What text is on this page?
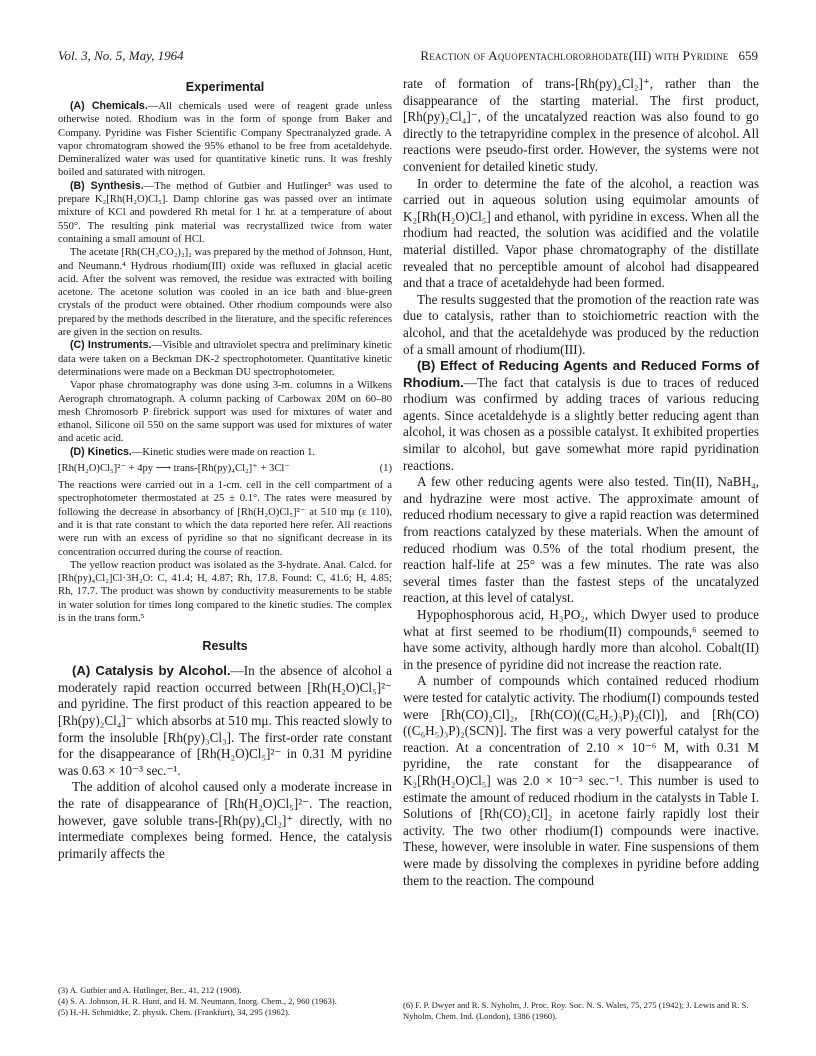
Vol. 3, No. 5, May, 1964	Reaction of Aquopentachlororhodate(III) with Pyridine 659
Experimental

(A) Chemicals.—All chemicals used were of reagent grade unless otherwise noted. Rhodium was in the form of sponge from Baker and Company. Pyridine was Fisher Scientific Company Spectranalyzed grade. A vapor chromatogram showed the 95% ethanol to be free from acetaldehyde. Demineralized water was used for quantitative kinetic runs. It was freshly boiled and saturated with nitrogen.

(B) Synthesis.—The method of Gutbier and Hutlinger³ was used to prepare K₂[Rh(H₂O)Cl₅]. Damp chlorine gas was passed over an intimate mixture of KCl and powdered Rh metal for 1 hr. at a temperature of about 550°. The resulting pink material was recrystallized twice from water containing a small amount of HCl.

The acetate [Rh(CH₃CO₂)₂]₂ was prepared by the method of Johnson, Hunt, and Neumann.⁴ Hydrous rhodium(III) oxide was refluxed in glacial acetic acid. After the solvent was removed, the residue was extracted with boiling acetone. The acetone solution was cooled in an ice bath and blue-green crystals of the product were obtained. Other rhodium compounds were also prepared by the methods described in the literature, and the specific references are given in the section on results.

(C) Instruments.—Visible and ultraviolet spectra and preliminary kinetic data were taken on a Beckman DK-2 spectrophotometer. Quantitative kinetic determinations were made on a Beckman DU spectrophotometer.

Vapor phase chromatography was done using 3-m. columns in a Wilkens Aerograph chromatograph. A column packing of Carbowax 20M on 60–80 mesh Chromosorb P firebrick support was used for mixtures of water and ethanol. Silicone oil 550 on the same support was used for mixtures of water and acetic acid.

(D) Kinetics.—Kinetic studies were made on reaction 1.

[Rh(H₂O)Cl₅]²⁻ + 4py ⟶ trans-[Rh(py)₄Cl₂]⁺ + 3Cl⁻	(1)

The reactions were carried out in a 1-cm. cell in the cell compartment of a spectrophotometer thermostated at 25 ± 0.1°. The rates were measured by following the decrease in absorbancy of [Rh(H₂O)Cl₅]²⁻ at 510 mμ (ε 110), and it is that rate constant to which the data reported here refer. All reactions were run with an excess of pyridine so that no significant decrease in its concentration occurred during the course of reaction.

The yellow reaction product was isolated as the 3-hydrate. Anal. Calcd. for [Rh(py)₄Cl₂]Cl·3H₂O: C, 41.4; H, 4.87; Rh, 17.8. Found: C, 41.6; H, 4.85; Rh, 17.7. The product was shown by conductivity measurements to be stable in water solution for times long compared to the kinetic studies. The complex is in the trans form.⁵

Results

(A) Catalysis by Alcohol.—In the absence of alcohol a moderately rapid reaction occurred between [Rh(H₂O)Cl₅]²⁻ and pyridine. The first product of this reaction appeared to be [Rh(py)₂Cl₄]⁻ which absorbs at 510 mμ. This reacted slowly to form the insoluble [Rh(py)₃Cl₃]. The first-order rate constant for the disappearance of [Rh(H₂O)Cl₅]²⁻ in 0.31 M pyridine was 0.63 × 10⁻³ sec.⁻¹.

The addition of alcohol caused only a moderate increase in the rate of disappearance of [Rh(H₂O)Cl₅]²⁻. The reaction, however, gave soluble trans-[Rh(py)₄Cl₂]⁺ directly, with no intermediate complexes being formed. Hence, the catalysis primarily affects the

(3) A. Gutbier and A. Hutlinger, Ber., 41, 212 (1908).

(4) S. A. Johnson, H. R. Hunt, and H. M. Neumann, Inorg. Chem., 2, 960 (1963).

(5) H.-H. Schmidtke, Z. physik. Chem. (Frankfurt), 34, 295 (1962).

rate of formation of trans-[Rh(py)₄Cl₂]⁺, rather than the disappearance of the starting material. The first product, [Rh(py)₂Cl₄]⁻, of the uncatalyzed reaction was also found to go directly to the tetrapyridine complex in the presence of alcohol. All reactions were pseudo-first order. However, the systems were not convenient for detailed kinetic study.

In order to determine the fate of the alcohol, a reaction was carried out in aqueous solution using equimolar amounts of K₂[Rh(H₂O)Cl₅] and ethanol, with pyridine in excess. When all the rhodium had reacted, the solution was acidified and the volatile material distilled. Vapor phase chromatography of the distillate revealed that no perceptible amount of alcohol had disappeared and that a trace of acetaldehyde had been formed.

The results suggested that the promotion of the reaction rate was due to catalysis, rather than to stoichiometric reaction with the alcohol, and that the acetaldehyde was produced by the reduction of a small amount of rhodium(III).

(B) Effect of Reducing Agents and Reduced Forms of Rhodium.—The fact that catalysis is due to traces of reduced rhodium was confirmed by adding traces of various reducing agents. Since acetaldehyde is a slightly better reducing agent than alcohol, it was chosen as a possible catalyst. It exhibited properties similar to alcohol, but gave somewhat more rapid pyridination reactions.

A few other reducing agents were also tested. Tin(II), NaBH₄, and hydrazine were most active. The approximate amount of reduced rhodium necessary to give a rapid reaction was determined from reactions catalyzed by these materials. When the amount of reduced rhodium was 0.5% of the total rhodium present, the reaction half-life at 25° was a few minutes. The rate was also several times faster than the fastest steps of the uncatalyzed reaction, at this level of catalyst.

Hypophosphorous acid, H₃PO₂, which Dwyer used to produce what at first seemed to be rhodium(II) compounds,⁶ seemed to have some activity, although hardly more than alcohol. Cobalt(II) in the presence of pyridine did not increase the reaction rate.

A number of compounds which contained reduced rhodium were tested for catalytic activity. The rhodium(I) compounds tested were [Rh(CO)₂Cl]₂, [Rh(CO)((C₆H₅)₃P)₂(Cl)], and [Rh(CO)((C₆H₅)₃P)₂(SCN)]. The first was a very powerful catalyst for the reaction. At a concentration of 2.10 × 10⁻⁶ M, with 0.31 M pyridine, the rate constant for the disappearance of K₂[Rh(H₂O)Cl₅] was 2.0 × 10⁻³ sec.⁻¹. This number is used to estimate the amount of reduced rhodium in the catalysts in Table I. Solutions of [Rh(CO)₂Cl]₂ in acetone fairly rapidly lost their activity. The two other rhodium(I) compounds were inactive. These, however, were insoluble in water. Fine suspensions of them were made by dissolving the complexes in pyridine before adding them to the reaction. The compound

(6) F. P. Dwyer and R. S. Nyholm, J. Proc. Roy. Soc. N. S. Wales, 75, 275 (1942); J. Lewis and R. S. Nyholm, Chem. Ind. (London), 1386 (1960).
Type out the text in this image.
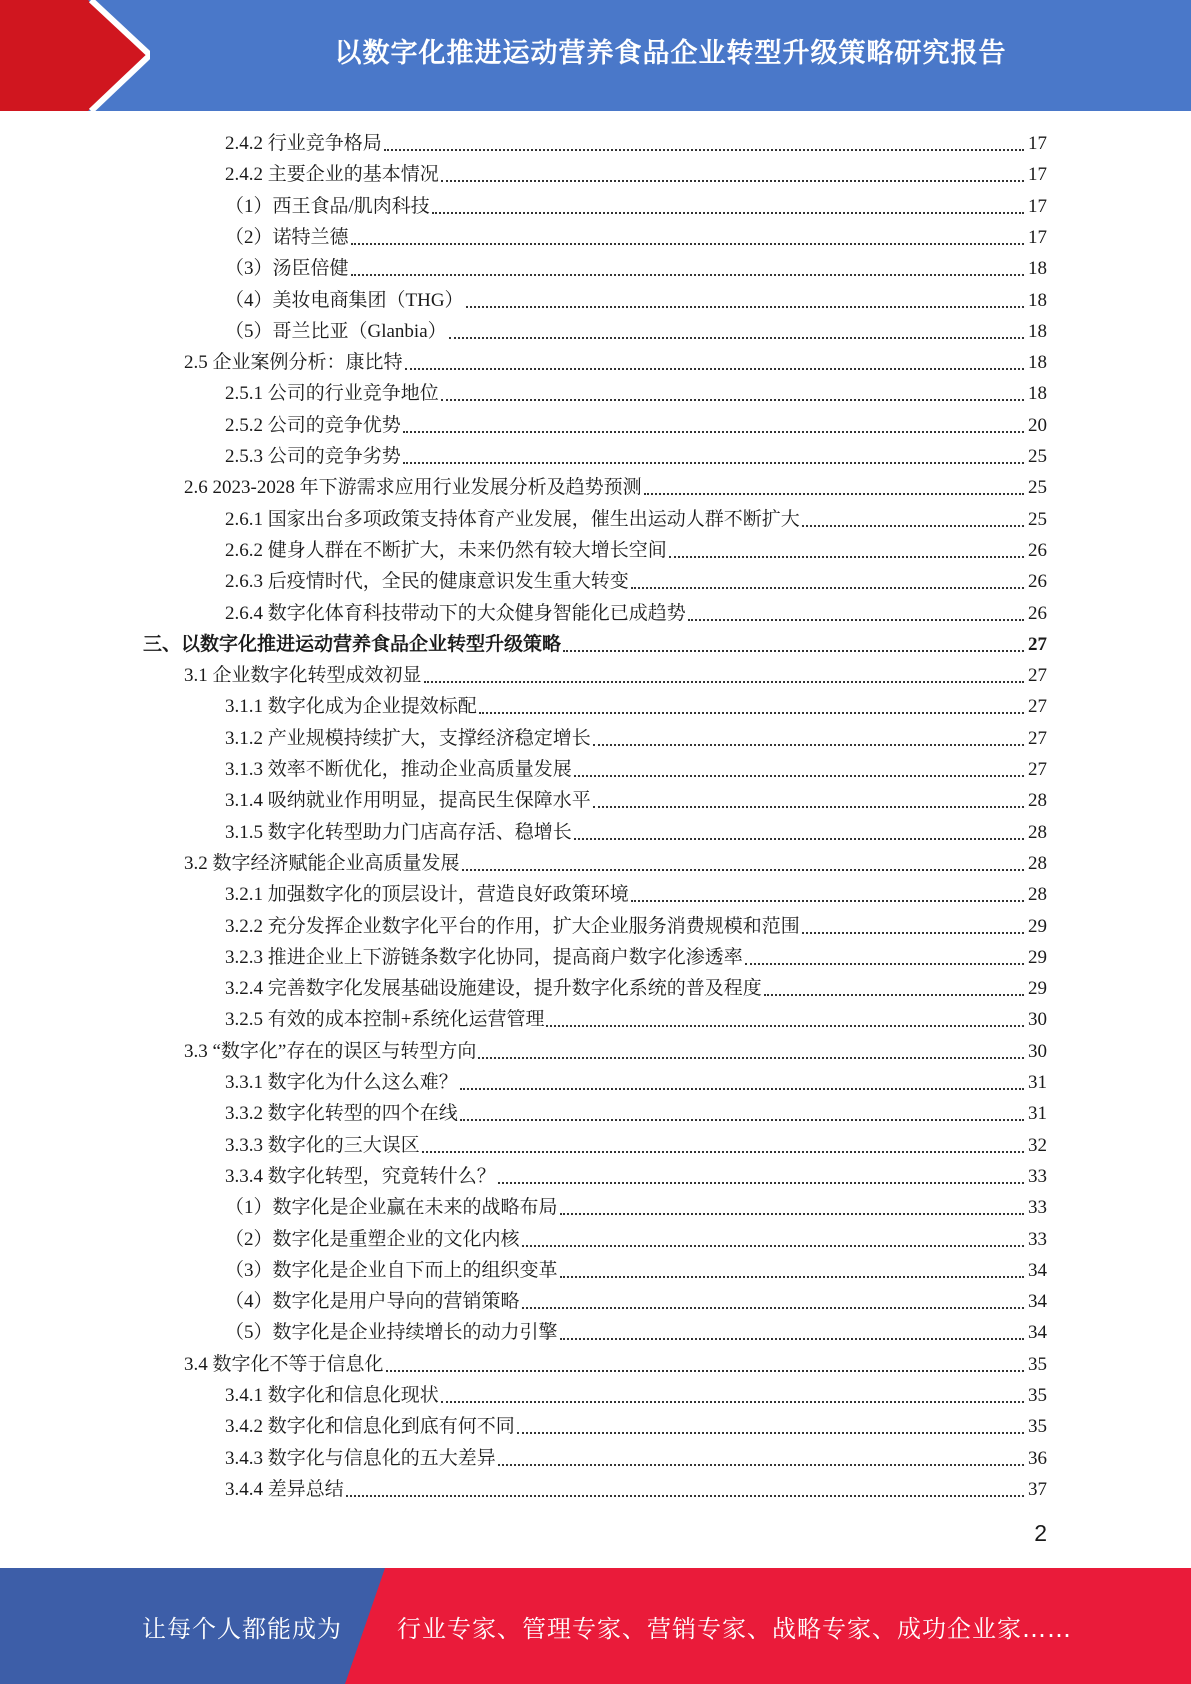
以数字化推进运动营养食品企业转型升级策略研究报告
2.4.2 行业竞争格局	17
2.4.2 主要企业的基本情况	17
（1）西王食品/肌肉科技	17
（2）诺特兰德	17
（3）汤臣倍健	18
（4）美妆电商集团（THG）	18
（5）哥兰比亚（Glanbia）	18
2.5 企业案例分析：康比特	18
2.5.1 公司的行业竞争地位	18
2.5.2 公司的竞争优势	20
2.5.3 公司的竞争劣势	25
2.6 2023-2028 年下游需求应用行业发展分析及趋势预测	25
2.6.1 国家出台多项政策支持体育产业发展，催生出运动人群不断扩大	25
2.6.2 健身人群在不断扩大，未来仍然有较大增长空间	26
2.6.3 后疫情时代，全民的健康意识发生重大转变	26
2.6.4 数字化体育科技带动下的大众健身智能化已成趋势	26
三、以数字化推进运动营养食品企业转型升级策略	27
3.1 企业数字化转型成效初显	27
3.1.1 数字化成为企业提效标配	27
3.1.2 产业规模持续扩大，支撑经济稳定增长	27
3.1.3 效率不断优化，推动企业高质量发展	27
3.1.4 吸纳就业作用明显，提高民生保障水平	28
3.1.5 数字化转型助力门店高存活、稳增长	28
3.2 数字经济赋能企业高质量发展	28
3.2.1 加强数字化的顶层设计，营造良好政策环境	28
3.2.2 充分发挥企业数字化平台的作用，扩大企业服务消费规模和范围	29
3.2.3 推进企业上下游链条数字化协同，提高商户数字化渗透率	29
3.2.4 完善数字化发展基础设施建设，提升数字化系统的普及程度	29
3.2.5 有效的成本控制+系统化运营管理	30
3.3 “数字化”存在的误区与转型方向	30
3.3.1 数字化为什么这么难？	31
3.3.2 数字化转型的四个在线	31
3.3.3 数字化的三大误区	32
3.3.4 数字化转型，究竟转什么？	33
（1）数字化是企业赢在未来的战略布局	33
（2）数字化是重塑企业的文化内核	33
（3）数字化是企业自下而上的组织变革	34
（4）数字化是用户导向的营销策略	34
（5）数字化是企业持续增长的动力引擎	34
3.4 数字化不等于信息化	35
3.4.1 数字化和信息化现状	35
3.4.2 数字化和信息化到底有何不同	35
3.4.3 数字化与信息化的五大差异	36
3.4.4 差异总结	37
2
让每个人都能成为 行业专家、管理专家、营销专家、战略专家、成功企业家……
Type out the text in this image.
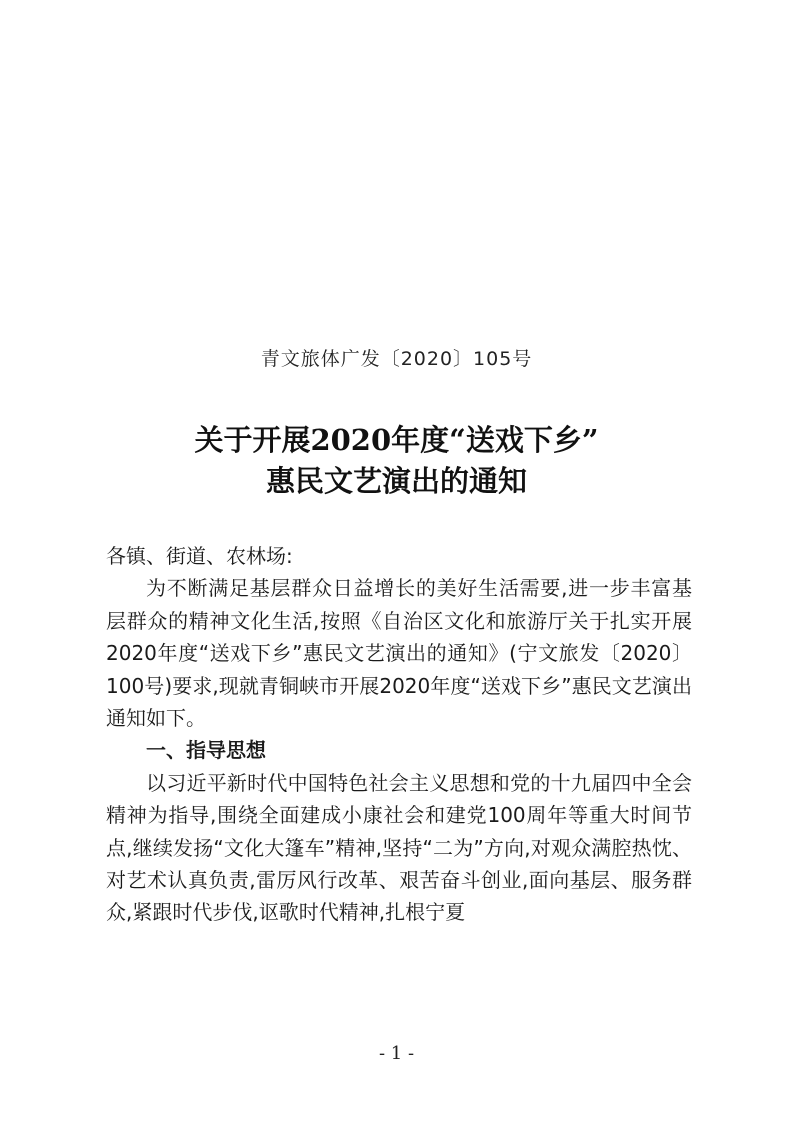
青文旅体广发〔2020〕105号
关于开展2020年度“送戏下乡”
惠民文艺演出的通知

各镇、街道、农林场:

为不断满足基层群众日益增长的美好生活需要,进一步丰富基层群众的精神文化生活,按照《自治区文化和旅游厅关于扎实开展2020年度“送戏下乡”惠民文艺演出的通知》(宁文旅发〔2020〕100号)要求,现就青铜峡市开展2020年度“送戏下乡”惠民文艺演出通知如下。

一、指导思想

以习近平新时代中国特色社会主义思想和党的十九届四中全会精神为指导,围绕全面建成小康社会和建党100周年等重大时间节点,继续发扬“文化大篷车”精神,坚持“二为”方向,对观众满腔热忱、对艺术认真负责,雷厉风行改革、艰苦奋斗创业,面向基层、服务群众,紧跟时代步伐,讴歌时代精神,扎根宁夏

- 1 -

What is expected: Report how many lines in the records above contain the word "送戏下乡", giving only the number.

Result of the task: 2